=== REQUIRED WORK ===
Print every entry, word for word, and skip the images.
─── LISTING
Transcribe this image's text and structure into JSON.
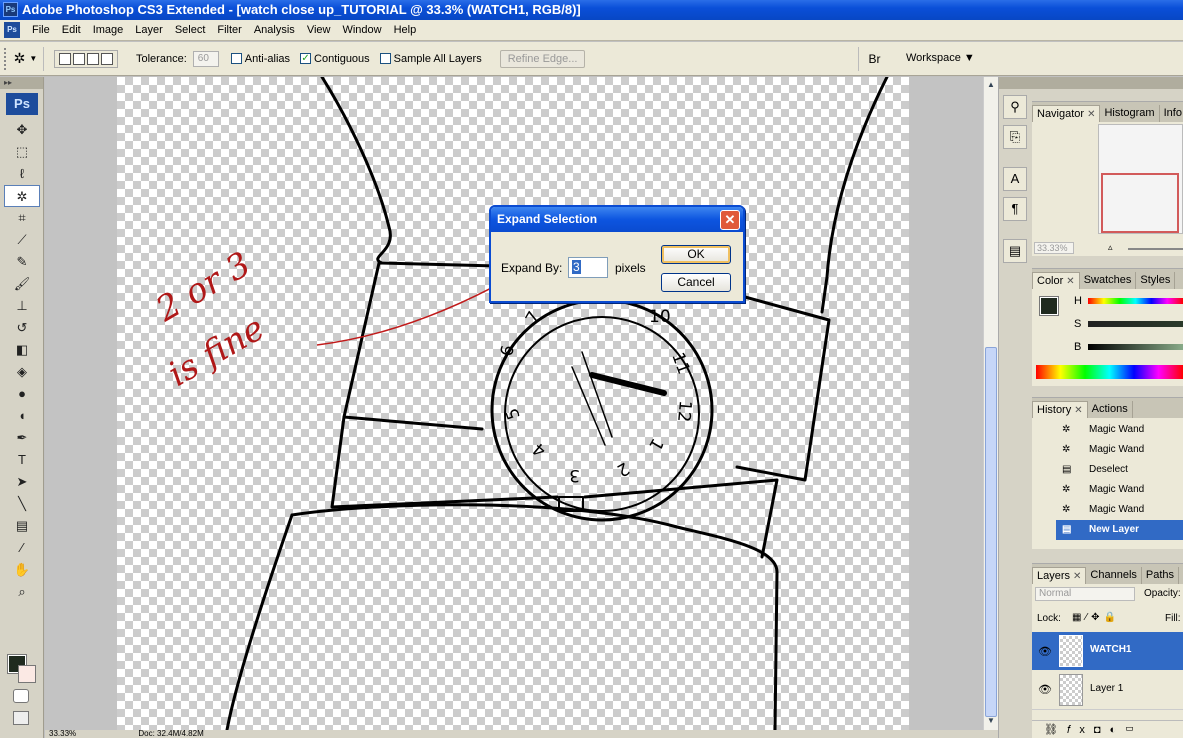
{
  "window": {
    "title": "Adobe Photoshop CS3 Extended - [watch close up_TUTORIAL @ 33.3% (WATCH1, RGB/8)]",
    "app_icon": "Ps"
  },
  "menu": [
    "File",
    "Edit",
    "Image",
    "Layer",
    "Select",
    "Filter",
    "Analysis",
    "View",
    "Window",
    "Help"
  ],
  "options": {
    "tolerance_label": "Tolerance:",
    "tolerance_value": "60",
    "anti_alias": {
      "label": "Anti-alias",
      "checked": false
    },
    "contiguous": {
      "label": "Contiguous",
      "checked": true
    },
    "sample_all": {
      "label": "Sample All Layers",
      "checked": false
    },
    "refine_edge": "Refine Edge...",
    "workspace": "Workspace ▼"
  },
  "tools": {
    "ps_label": "Ps",
    "icons": [
      "move-icon",
      "marquee-icon",
      "lasso-icon",
      "magic-wand-icon",
      "crop-icon",
      "eyedropper-icon",
      "healing-brush-icon",
      "brush-icon",
      "clone-stamp-icon",
      "history-brush-icon",
      "eraser-icon",
      "paint-bucket-icon",
      "blur-icon",
      "dodge-icon",
      "pen-icon",
      "type-icon",
      "path-select-icon",
      "line-icon",
      "notes-icon",
      "eyedropper2-icon",
      "hand-icon",
      "zoom-icon"
    ]
  },
  "canvas": {
    "annotation_line1": "2 or 3",
    "annotation_line2": "is fine",
    "watch_numbers": [
      "11",
      "12",
      "1",
      "2",
      "3",
      "4",
      "5",
      "6",
      "7",
      "10"
    ]
  },
  "dialog": {
    "title": "Expand Selection",
    "label": "Expand By:",
    "value": "3",
    "unit": "pixels",
    "ok": "OK",
    "cancel": "Cancel"
  },
  "status": {
    "zoom": "33.33%",
    "doc": "Doc: 32.4M/4.82M"
  },
  "navigator": {
    "tabs": [
      "Navigator",
      "Histogram",
      "Info"
    ],
    "zoom": "33.33%"
  },
  "color": {
    "tabs": [
      "Color",
      "Swatches",
      "Styles"
    ],
    "channels": [
      "H",
      "S",
      "B"
    ],
    "accent": "#1f2a1f"
  },
  "history": {
    "tabs": [
      "History",
      "Actions"
    ],
    "items": [
      {
        "label": "Magic Wand",
        "icon": "magic-wand-icon"
      },
      {
        "label": "Magic Wand",
        "icon": "magic-wand-icon"
      },
      {
        "label": "Deselect",
        "icon": "document-icon"
      },
      {
        "label": "Magic Wand",
        "icon": "magic-wand-icon"
      },
      {
        "label": "Magic Wand",
        "icon": "magic-wand-icon"
      },
      {
        "label": "New Layer",
        "icon": "document-icon",
        "selected": true
      }
    ]
  },
  "layers": {
    "tabs": [
      "Layers",
      "Channels",
      "Paths"
    ],
    "blend_mode": "Normal",
    "opacity_label": "Opacity:",
    "lock_label": "Lock:",
    "fill_label": "Fill:",
    "items": [
      {
        "name": "WATCH1",
        "selected": true
      },
      {
        "name": "Layer 1",
        "selected": false
      }
    ]
  }
}
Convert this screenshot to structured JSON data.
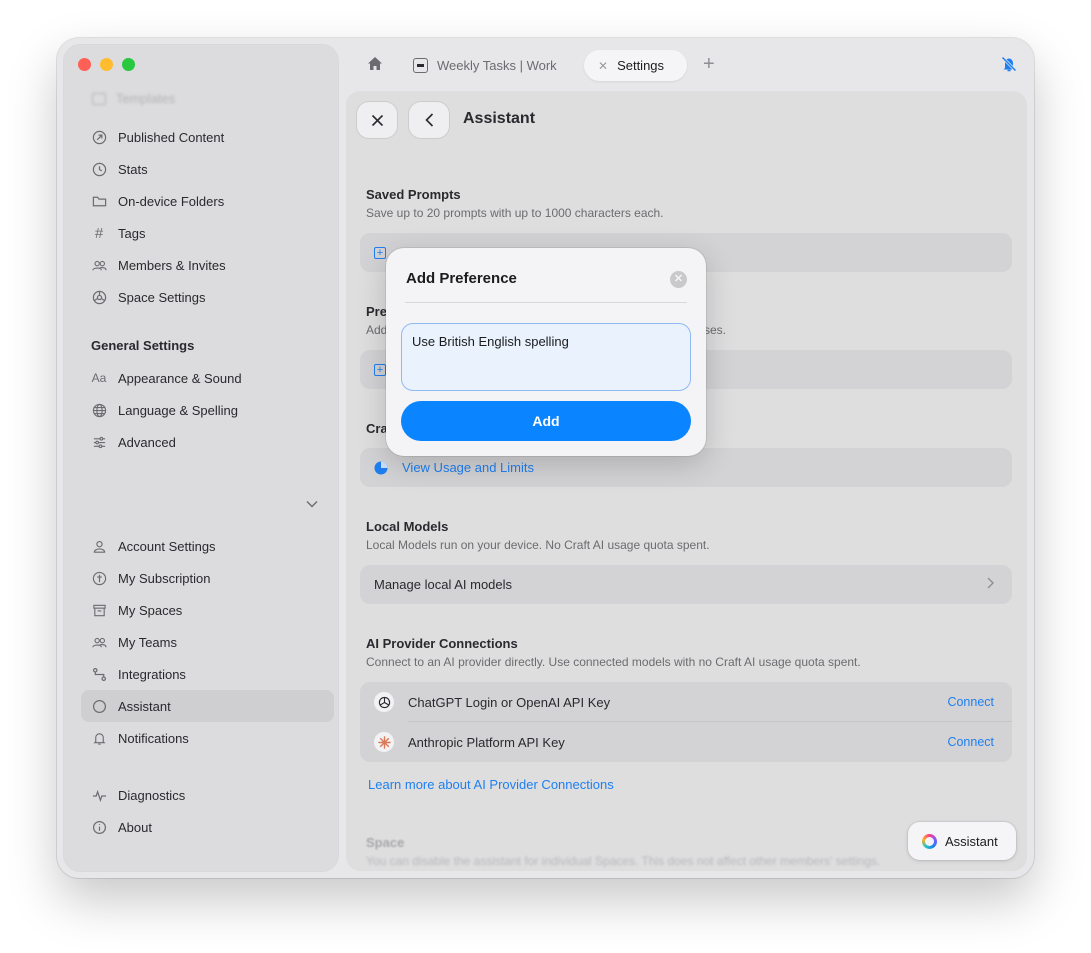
{
  "sidebar": {
    "faded_item": "Templates",
    "items_top": [
      {
        "label": "Published Content",
        "icon": "publish-icon"
      },
      {
        "label": "Stats",
        "icon": "clock-icon"
      },
      {
        "label": "On-device Folders",
        "icon": "folder-icon"
      },
      {
        "label": "Tags",
        "icon": "hash-icon"
      },
      {
        "label": "Members & Invites",
        "icon": "people-icon"
      },
      {
        "label": "Space Settings",
        "icon": "gear-icon"
      }
    ],
    "general_heading": "General Settings",
    "items_general": [
      {
        "label": "Appearance & Sound",
        "icon": "text-aa-icon"
      },
      {
        "label": "Language & Spelling",
        "icon": "globe-icon"
      },
      {
        "label": "Advanced",
        "icon": "sliders-icon"
      }
    ],
    "items_account": [
      {
        "label": "Account Settings",
        "icon": "person-icon"
      },
      {
        "label": "My Subscription",
        "icon": "subscription-icon"
      },
      {
        "label": "My Spaces",
        "icon": "archive-icon"
      },
      {
        "label": "My Teams",
        "icon": "people-icon"
      },
      {
        "label": "Integrations",
        "icon": "integrations-icon"
      },
      {
        "label": "Assistant",
        "icon": "circle-icon",
        "active": true
      },
      {
        "label": "Notifications",
        "icon": "bell-icon"
      }
    ],
    "items_bottom": [
      {
        "label": "Diagnostics",
        "icon": "pulse-icon"
      },
      {
        "label": "About",
        "icon": "info-icon"
      }
    ]
  },
  "tabs": {
    "doc_tab": "Weekly Tasks | Work",
    "settings_tab": "Settings"
  },
  "page": {
    "title": "Assistant",
    "saved_prompts": {
      "title": "Saved Prompts",
      "subtitle": "Save up to 20 prompts with up to 1000 characters each."
    },
    "preferences": {
      "title_visible": "Pre",
      "subtitle_start": "Add",
      "subtitle_end": "ses."
    },
    "craft_section": {
      "title_visible": "Cra",
      "usage_link": "View Usage and Limits"
    },
    "local_models": {
      "title": "Local Models",
      "subtitle": "Local Models run on your device. No Craft AI usage quota spent.",
      "manage": "Manage local AI models"
    },
    "providers": {
      "title": "AI Provider Connections",
      "subtitle": "Connect to an AI provider directly. Use connected models with no Craft AI usage quota spent.",
      "items": [
        {
          "name": "ChatGPT Login or OpenAI API Key",
          "action": "Connect"
        },
        {
          "name": "Anthropic Platform API Key",
          "action": "Connect"
        }
      ],
      "learn_more": "Learn more about AI Provider Connections"
    },
    "space": {
      "title": "Space",
      "subtitle": "You can disable the assistant for individual Spaces. This does not affect other members' settings."
    },
    "assistant_button": "Assistant"
  },
  "modal": {
    "title": "Add Preference",
    "input_value": "Use British English spelling",
    "add_button": "Add"
  },
  "colors": {
    "accent": "#0a84ff",
    "link": "#1f7ff1",
    "traffic_red": "#fe5f57",
    "traffic_yellow": "#febc2e",
    "traffic_green": "#28c840"
  }
}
──────
=== EXPECTED ANSWER ===
Transcribe this image's text and structure into JSON.
{
  "window": {
    "title": "Adobe Photoshop CS3 Extended - [watch close up_TUTORIAL @ 33.3% (WATCH1, RGB/8)]",
    "app_icon": "Ps"
  },
  "menu": [
    "File",
    "Edit",
    "Image",
    "Layer",
    "Select",
    "Filter",
    "Analysis",
    "View",
    "Window",
    "Help"
  ],
  "options": {
    "tolerance_label": "Tolerance:",
    "tolerance_value": "60",
    "anti_alias": {
      "label": "Anti-alias",
      "checked": false
    },
    "contiguous": {
      "label": "Contiguous",
      "checked": true
    },
    "sample_all": {
      "label": "Sample All Layers",
      "checked": false
    },
    "refine_edge": "Refine Edge...",
    "workspace": "Workspace ▼"
  },
  "tools": {
    "ps_label": "Ps",
    "icons": [
      "move-icon",
      "marquee-icon",
      "lasso-icon",
      "magic-wand-icon",
      "crop-icon",
      "eyedropper-icon",
      "healing-brush-icon",
      "brush-icon",
      "clone-stamp-icon",
      "history-brush-icon",
      "eraser-icon",
      "paint-bucket-icon",
      "blur-icon",
      "dodge-icon",
      "pen-icon",
      "type-icon",
      "path-select-icon",
      "line-icon",
      "notes-icon",
      "eyedropper2-icon",
      "hand-icon",
      "zoom-icon"
    ]
  },
  "canvas": {
    "annotation_line1": "2 or 3",
    "annotation_line2": "is fine",
    "watch_numbers": [
      "11",
      "12",
      "1",
      "2",
      "3",
      "4",
      "5",
      "6",
      "7",
      "10"
    ]
  },
  "dialog": {
    "title": "Expand Selection",
    "label": "Expand By:",
    "value": "3",
    "unit": "pixels",
    "ok": "OK",
    "cancel": "Cancel"
  },
  "status": {
    "zoom": "33.33%",
    "doc": "Doc: 32.4M/4.82M"
  },
  "navigator": {
    "tabs": [
      "Navigator",
      "Histogram",
      "Info"
    ],
    "zoom": "33.33%"
  },
  "color": {
    "tabs": [
      "Color",
      "Swatches",
      "Styles"
    ],
    "channels": [
      "H",
      "S",
      "B"
    ],
    "accent": "#1f2a1f"
  },
  "history": {
    "tabs": [
      "History",
      "Actions"
    ],
    "items": [
      {
        "label": "Magic Wand",
        "icon": "magic-wand-icon"
      },
      {
        "label": "Magic Wand",
        "icon": "magic-wand-icon"
      },
      {
        "label": "Deselect",
        "icon": "document-icon"
      },
      {
        "label": "Magic Wand",
        "icon": "magic-wand-icon"
      },
      {
        "label": "Magic Wand",
        "icon": "magic-wand-icon"
      },
      {
        "label": "New Layer",
        "icon": "document-icon",
        "selected": true
      }
    ]
  },
  "layers": {
    "tabs": [
      "Layers",
      "Channels",
      "Paths"
    ],
    "blend_mode": "Normal",
    "opacity_label": "Opacity:",
    "lock_label": "Lock:",
    "fill_label": "Fill:",
    "items": [
      {
        "name": "WATCH1",
        "selected": true
      },
      {
        "name": "Layer 1",
        "selected": false
      }
    ]
  }
}
Convert this screenshot to structured JSON data.
{
  "sidebar": {
    "faded_item": "Templates",
    "items_top": [
      {
        "label": "Published Content",
        "icon": "publish-icon"
      },
      {
        "label": "Stats",
        "icon": "clock-icon"
      },
      {
        "label": "On-device Folders",
        "icon": "folder-icon"
      },
      {
        "label": "Tags",
        "icon": "hash-icon"
      },
      {
        "label": "Members & Invites",
        "icon": "people-icon"
      },
      {
        "label": "Space Settings",
        "icon": "gear-icon"
      }
    ],
    "general_heading": "General Settings",
    "items_general": [
      {
        "label": "Appearance & Sound",
        "icon": "text-aa-icon"
      },
      {
        "label": "Language & Spelling",
        "icon": "globe-icon"
      },
      {
        "label": "Advanced",
        "icon": "sliders-icon"
      }
    ],
    "items_account": [
      {
        "label": "Account Settings",
        "icon": "person-icon"
      },
      {
        "label": "My Subscription",
        "icon": "subscription-icon"
      },
      {
        "label": "My Spaces",
        "icon": "archive-icon"
      },
      {
        "label": "My Teams",
        "icon": "people-icon"
      },
      {
        "label": "Integrations",
        "icon": "integrations-icon"
      },
      {
        "label": "Assistant",
        "icon": "circle-icon",
        "active": true
      },
      {
        "label": "Notifications",
        "icon": "bell-icon"
      }
    ],
    "items_bottom": [
      {
        "label": "Diagnostics",
        "icon": "pulse-icon"
      },
      {
        "label": "About",
        "icon": "info-icon"
      }
    ]
  },
  "tabs": {
    "doc_tab": "Weekly Tasks | Work",
    "settings_tab": "Settings"
  },
  "page": {
    "title": "Assistant",
    "saved_prompts": {
      "title": "Saved Prompts",
      "subtitle": "Save up to 20 prompts with up to 1000 characters each."
    },
    "preferences": {
      "title_visible": "Pre",
      "subtitle_start": "Add",
      "subtitle_end": "ses."
    },
    "craft_section": {
      "title_visible": "Cra",
      "usage_link": "View Usage and Limits"
    },
    "local_models": {
      "title": "Local Models",
      "subtitle": "Local Models run on your device. No Craft AI usage quota spent.",
      "manage": "Manage local AI models"
    },
    "providers": {
      "title": "AI Provider Connections",
      "subtitle": "Connect to an AI provider directly. Use connected models with no Craft AI usage quota spent.",
      "items": [
        {
          "name": "ChatGPT Login or OpenAI API Key",
          "action": "Connect"
        },
        {
          "name": "Anthropic Platform API Key",
          "action": "Connect"
        }
      ],
      "learn_more": "Learn more about AI Provider Connections"
    },
    "space": {
      "title": "Space",
      "subtitle": "You can disable the assistant for individual Spaces. This does not affect other members' settings."
    },
    "assistant_button": "Assistant"
  },
  "modal": {
    "title": "Add Preference",
    "input_value": "Use British English spelling",
    "add_button": "Add"
  },
  "colors": {
    "accent": "#0a84ff",
    "link": "#1f7ff1",
    "traffic_red": "#fe5f57",
    "traffic_yellow": "#febc2e",
    "traffic_green": "#28c840"
  }
}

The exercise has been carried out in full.